### Layout element entries
================================

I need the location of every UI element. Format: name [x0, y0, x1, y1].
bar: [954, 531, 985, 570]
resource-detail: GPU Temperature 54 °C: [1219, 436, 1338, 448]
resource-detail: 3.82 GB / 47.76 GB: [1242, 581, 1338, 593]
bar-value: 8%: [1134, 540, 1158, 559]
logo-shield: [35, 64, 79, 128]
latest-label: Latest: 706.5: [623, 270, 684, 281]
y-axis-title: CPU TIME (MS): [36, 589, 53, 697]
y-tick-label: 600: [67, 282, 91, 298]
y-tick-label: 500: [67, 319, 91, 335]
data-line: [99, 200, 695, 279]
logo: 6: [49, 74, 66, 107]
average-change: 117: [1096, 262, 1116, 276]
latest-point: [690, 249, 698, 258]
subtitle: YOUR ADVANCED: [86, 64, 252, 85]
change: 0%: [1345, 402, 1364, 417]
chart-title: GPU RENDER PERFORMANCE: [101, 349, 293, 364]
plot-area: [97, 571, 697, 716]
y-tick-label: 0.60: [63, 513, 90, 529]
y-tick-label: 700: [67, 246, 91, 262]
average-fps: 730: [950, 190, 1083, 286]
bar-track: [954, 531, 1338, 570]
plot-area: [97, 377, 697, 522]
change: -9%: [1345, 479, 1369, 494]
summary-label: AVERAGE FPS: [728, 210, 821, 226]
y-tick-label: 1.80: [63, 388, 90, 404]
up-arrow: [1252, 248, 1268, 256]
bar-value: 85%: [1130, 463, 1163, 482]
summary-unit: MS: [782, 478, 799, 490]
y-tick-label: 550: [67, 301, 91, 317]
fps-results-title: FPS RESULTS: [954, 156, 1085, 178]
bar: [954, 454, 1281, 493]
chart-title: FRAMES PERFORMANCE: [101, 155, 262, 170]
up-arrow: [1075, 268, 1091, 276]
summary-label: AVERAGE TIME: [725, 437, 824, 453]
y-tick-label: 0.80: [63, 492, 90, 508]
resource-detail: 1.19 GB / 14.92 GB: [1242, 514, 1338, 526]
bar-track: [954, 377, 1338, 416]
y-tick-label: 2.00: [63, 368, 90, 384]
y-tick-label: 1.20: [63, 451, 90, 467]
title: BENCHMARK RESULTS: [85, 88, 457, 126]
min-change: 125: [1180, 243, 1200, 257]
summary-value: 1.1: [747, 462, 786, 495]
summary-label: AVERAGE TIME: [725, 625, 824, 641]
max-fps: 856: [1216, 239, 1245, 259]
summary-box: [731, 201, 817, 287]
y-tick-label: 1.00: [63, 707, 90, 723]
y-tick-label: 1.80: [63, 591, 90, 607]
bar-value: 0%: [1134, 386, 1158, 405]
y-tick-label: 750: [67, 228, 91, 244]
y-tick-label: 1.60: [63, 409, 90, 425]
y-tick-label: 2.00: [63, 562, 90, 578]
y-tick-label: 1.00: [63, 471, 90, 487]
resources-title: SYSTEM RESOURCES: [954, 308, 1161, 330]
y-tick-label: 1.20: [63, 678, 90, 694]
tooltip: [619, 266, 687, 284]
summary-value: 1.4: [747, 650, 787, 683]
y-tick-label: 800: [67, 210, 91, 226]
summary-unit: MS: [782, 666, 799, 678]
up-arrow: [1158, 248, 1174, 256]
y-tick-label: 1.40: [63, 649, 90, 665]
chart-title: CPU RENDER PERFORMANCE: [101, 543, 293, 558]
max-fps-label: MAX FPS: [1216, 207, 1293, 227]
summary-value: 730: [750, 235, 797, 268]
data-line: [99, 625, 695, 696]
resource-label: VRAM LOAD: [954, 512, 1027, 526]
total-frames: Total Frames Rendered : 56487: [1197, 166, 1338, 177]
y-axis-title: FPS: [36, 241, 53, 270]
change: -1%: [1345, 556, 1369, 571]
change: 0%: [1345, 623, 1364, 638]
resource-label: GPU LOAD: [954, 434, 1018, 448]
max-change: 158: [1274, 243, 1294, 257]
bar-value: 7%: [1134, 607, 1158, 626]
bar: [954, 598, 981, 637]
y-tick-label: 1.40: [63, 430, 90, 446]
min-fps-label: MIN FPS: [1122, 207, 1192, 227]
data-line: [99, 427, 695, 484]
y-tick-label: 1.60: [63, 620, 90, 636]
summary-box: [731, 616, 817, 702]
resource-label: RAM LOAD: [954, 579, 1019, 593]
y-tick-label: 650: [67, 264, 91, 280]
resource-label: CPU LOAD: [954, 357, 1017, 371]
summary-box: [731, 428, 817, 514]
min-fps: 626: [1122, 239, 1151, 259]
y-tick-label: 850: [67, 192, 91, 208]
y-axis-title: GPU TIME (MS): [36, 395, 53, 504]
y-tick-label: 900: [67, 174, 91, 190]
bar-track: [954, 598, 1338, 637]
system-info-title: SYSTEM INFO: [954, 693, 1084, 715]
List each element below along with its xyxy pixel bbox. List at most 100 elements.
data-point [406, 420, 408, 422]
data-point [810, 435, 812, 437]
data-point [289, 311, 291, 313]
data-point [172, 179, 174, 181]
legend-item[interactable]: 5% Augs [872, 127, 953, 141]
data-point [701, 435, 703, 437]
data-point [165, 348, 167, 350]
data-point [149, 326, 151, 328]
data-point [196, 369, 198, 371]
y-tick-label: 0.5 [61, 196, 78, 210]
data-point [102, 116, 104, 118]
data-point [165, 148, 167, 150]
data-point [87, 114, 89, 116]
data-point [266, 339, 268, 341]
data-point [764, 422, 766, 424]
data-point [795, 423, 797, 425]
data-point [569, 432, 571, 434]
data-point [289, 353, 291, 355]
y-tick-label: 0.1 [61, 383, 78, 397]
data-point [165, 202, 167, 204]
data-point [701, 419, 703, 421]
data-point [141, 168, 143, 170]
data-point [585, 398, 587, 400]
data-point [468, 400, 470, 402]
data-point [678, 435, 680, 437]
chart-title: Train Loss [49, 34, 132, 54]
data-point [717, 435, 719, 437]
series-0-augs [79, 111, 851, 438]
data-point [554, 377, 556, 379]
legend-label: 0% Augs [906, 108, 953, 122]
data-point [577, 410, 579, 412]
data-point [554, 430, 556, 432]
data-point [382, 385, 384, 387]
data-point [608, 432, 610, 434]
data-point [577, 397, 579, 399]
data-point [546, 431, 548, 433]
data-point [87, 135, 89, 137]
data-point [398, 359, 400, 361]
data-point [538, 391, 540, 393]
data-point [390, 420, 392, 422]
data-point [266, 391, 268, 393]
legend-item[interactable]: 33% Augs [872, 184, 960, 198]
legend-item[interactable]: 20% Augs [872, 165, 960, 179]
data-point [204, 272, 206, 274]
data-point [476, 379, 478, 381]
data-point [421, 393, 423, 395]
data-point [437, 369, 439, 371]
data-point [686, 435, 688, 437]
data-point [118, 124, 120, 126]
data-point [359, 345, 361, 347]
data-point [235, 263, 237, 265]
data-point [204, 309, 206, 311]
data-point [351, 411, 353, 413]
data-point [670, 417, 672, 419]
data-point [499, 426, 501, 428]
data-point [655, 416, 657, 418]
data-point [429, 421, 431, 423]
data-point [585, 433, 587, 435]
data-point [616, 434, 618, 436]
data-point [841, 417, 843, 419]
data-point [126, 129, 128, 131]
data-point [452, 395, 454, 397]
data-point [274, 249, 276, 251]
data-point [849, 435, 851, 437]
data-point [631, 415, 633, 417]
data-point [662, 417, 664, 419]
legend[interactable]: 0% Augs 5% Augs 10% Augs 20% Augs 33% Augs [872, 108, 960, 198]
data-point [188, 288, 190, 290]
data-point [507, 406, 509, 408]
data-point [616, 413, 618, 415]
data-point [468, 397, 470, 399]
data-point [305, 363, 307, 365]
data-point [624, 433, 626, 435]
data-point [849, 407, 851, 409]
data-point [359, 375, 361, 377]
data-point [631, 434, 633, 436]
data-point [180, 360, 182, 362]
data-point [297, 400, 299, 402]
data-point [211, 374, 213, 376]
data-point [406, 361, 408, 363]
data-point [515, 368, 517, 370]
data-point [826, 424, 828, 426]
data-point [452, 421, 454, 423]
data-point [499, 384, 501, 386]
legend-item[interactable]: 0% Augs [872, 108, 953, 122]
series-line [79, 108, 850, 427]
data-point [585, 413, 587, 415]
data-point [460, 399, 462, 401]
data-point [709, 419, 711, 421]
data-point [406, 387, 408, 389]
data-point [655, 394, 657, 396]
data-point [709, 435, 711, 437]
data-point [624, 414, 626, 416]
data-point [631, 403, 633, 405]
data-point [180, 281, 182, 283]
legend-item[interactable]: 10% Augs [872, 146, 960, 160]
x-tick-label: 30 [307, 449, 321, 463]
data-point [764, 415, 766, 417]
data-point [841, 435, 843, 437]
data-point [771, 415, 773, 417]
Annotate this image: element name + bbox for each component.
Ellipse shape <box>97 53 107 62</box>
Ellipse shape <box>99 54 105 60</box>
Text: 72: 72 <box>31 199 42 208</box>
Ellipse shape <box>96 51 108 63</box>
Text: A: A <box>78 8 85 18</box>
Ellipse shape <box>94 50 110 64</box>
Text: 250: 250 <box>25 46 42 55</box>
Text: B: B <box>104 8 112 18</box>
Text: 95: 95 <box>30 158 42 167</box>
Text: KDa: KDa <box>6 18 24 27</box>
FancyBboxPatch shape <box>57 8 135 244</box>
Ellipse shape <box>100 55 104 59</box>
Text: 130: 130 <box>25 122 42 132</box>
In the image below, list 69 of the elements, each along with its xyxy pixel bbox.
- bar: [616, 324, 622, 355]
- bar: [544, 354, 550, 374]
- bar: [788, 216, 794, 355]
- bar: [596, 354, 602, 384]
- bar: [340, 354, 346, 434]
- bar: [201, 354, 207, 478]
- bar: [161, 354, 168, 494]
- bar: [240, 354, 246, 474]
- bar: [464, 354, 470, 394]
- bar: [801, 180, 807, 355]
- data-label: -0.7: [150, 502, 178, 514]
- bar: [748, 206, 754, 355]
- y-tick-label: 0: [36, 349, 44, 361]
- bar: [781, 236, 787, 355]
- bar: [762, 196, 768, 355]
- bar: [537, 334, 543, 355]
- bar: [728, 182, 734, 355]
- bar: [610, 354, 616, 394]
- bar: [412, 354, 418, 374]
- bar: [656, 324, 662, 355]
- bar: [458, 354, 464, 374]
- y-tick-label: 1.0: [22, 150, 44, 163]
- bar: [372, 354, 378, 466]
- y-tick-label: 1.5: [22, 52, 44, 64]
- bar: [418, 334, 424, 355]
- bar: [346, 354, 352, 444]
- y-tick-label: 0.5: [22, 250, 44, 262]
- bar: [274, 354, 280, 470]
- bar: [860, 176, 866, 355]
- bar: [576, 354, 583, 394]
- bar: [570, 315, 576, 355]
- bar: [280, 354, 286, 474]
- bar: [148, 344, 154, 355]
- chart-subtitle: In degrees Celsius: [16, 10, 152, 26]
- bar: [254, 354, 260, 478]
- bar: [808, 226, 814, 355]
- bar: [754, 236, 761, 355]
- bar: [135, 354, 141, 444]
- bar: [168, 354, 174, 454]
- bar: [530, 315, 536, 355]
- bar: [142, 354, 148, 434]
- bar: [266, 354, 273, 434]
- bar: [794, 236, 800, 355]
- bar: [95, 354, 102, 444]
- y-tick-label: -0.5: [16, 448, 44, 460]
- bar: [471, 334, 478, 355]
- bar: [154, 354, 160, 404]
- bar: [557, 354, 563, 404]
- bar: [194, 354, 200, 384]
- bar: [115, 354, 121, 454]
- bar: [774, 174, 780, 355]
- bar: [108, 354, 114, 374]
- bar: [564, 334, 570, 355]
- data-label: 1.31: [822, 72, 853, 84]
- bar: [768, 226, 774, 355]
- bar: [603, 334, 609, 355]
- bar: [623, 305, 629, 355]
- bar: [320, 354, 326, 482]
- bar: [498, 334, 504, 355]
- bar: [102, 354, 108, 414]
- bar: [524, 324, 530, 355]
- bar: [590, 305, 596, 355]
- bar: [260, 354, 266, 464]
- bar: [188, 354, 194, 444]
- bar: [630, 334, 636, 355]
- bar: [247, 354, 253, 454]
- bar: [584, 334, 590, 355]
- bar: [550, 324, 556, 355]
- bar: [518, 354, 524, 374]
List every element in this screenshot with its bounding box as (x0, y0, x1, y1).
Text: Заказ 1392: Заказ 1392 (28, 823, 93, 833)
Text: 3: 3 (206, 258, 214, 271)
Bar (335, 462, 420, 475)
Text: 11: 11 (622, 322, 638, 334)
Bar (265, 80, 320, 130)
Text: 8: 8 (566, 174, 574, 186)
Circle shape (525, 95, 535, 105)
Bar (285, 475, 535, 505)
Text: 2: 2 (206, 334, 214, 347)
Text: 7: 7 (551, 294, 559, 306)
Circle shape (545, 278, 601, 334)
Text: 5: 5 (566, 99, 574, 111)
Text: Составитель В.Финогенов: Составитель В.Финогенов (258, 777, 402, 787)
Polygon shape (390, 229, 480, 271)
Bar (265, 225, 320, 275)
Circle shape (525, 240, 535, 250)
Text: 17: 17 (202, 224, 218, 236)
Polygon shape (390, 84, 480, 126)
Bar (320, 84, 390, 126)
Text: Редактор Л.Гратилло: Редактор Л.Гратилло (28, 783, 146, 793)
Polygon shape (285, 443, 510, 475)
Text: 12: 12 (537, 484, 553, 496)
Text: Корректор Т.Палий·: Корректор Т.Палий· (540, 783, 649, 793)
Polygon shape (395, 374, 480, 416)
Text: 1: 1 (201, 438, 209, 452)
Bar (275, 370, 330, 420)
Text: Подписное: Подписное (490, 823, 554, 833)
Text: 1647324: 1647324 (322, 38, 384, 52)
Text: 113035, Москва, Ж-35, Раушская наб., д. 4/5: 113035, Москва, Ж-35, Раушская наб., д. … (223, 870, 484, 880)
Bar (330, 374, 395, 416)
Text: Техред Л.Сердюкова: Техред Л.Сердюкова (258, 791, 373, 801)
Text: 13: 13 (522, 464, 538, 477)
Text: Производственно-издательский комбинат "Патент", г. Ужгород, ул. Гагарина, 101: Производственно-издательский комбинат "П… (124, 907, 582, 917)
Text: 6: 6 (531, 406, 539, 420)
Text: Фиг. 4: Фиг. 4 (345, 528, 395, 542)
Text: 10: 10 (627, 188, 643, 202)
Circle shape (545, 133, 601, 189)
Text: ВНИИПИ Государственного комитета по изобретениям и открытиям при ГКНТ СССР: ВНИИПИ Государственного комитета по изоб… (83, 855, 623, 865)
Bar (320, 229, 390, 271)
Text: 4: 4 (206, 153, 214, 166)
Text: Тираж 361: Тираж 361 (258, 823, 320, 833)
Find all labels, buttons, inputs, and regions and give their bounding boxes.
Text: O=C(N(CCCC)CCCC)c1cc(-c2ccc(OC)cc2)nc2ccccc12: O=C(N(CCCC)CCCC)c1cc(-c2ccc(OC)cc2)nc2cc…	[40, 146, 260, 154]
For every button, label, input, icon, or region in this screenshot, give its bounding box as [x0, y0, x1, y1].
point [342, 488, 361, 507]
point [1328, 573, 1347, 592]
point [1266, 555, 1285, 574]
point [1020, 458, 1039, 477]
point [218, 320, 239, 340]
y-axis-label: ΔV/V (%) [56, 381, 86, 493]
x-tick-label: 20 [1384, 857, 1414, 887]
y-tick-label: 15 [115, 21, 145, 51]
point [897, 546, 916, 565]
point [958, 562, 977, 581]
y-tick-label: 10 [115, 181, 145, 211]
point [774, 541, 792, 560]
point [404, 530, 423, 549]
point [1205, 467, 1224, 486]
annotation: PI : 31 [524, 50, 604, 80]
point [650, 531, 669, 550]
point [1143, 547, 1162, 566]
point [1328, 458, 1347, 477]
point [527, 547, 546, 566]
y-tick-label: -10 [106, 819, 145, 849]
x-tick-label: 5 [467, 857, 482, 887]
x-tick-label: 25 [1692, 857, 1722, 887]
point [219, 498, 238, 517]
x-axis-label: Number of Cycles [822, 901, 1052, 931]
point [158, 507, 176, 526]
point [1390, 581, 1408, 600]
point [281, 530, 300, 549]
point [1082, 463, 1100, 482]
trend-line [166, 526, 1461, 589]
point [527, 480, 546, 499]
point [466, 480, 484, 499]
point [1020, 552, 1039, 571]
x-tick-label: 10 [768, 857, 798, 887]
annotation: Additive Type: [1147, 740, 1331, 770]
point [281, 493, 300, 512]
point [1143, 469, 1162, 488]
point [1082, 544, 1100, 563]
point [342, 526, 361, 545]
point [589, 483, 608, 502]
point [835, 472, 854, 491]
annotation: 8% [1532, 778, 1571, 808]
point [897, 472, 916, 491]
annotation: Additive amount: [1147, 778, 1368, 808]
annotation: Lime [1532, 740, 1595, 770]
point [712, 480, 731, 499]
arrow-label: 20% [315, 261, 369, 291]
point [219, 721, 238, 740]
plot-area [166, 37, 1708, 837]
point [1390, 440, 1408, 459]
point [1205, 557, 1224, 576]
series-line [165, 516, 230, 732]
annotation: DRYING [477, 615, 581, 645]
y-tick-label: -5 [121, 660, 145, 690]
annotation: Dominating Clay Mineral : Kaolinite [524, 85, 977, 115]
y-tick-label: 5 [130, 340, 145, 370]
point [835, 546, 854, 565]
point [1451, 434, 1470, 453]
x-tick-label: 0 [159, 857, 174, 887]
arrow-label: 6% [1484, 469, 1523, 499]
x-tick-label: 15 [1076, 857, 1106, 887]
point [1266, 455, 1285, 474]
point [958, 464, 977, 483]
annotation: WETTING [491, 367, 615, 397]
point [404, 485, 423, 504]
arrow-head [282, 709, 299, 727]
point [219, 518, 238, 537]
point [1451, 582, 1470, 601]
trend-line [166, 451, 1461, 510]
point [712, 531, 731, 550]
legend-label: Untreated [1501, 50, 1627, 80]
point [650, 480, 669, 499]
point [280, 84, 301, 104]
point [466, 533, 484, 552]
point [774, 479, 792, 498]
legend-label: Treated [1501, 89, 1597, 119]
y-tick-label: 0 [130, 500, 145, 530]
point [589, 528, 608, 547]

================================

### REQUIRED WORK
Return verbatim the stretch of records from the start through the line containing "average-change: 117: [1096, 262, 1116, 276]".

### COMPLETE ANSWER
I need the location of every UI element. Format: name [x0, y0, x1, y1].
bar: [954, 531, 985, 570]
resource-detail: GPU Temperature 54 °C: [1219, 436, 1338, 448]
resource-detail: 3.82 GB / 47.76 GB: [1242, 581, 1338, 593]
bar-value: 8%: [1134, 540, 1158, 559]
logo-shield: [35, 64, 79, 128]
latest-label: Latest: 706.5: [623, 270, 684, 281]
y-axis-title: CPU TIME (MS): [36, 589, 53, 697]
y-tick-label: 600: [67, 282, 91, 298]
y-tick-label: 500: [67, 319, 91, 335]
data-line: [99, 200, 695, 279]
logo: 6: [49, 74, 66, 107]
average-change: 117: [1096, 262, 1116, 276]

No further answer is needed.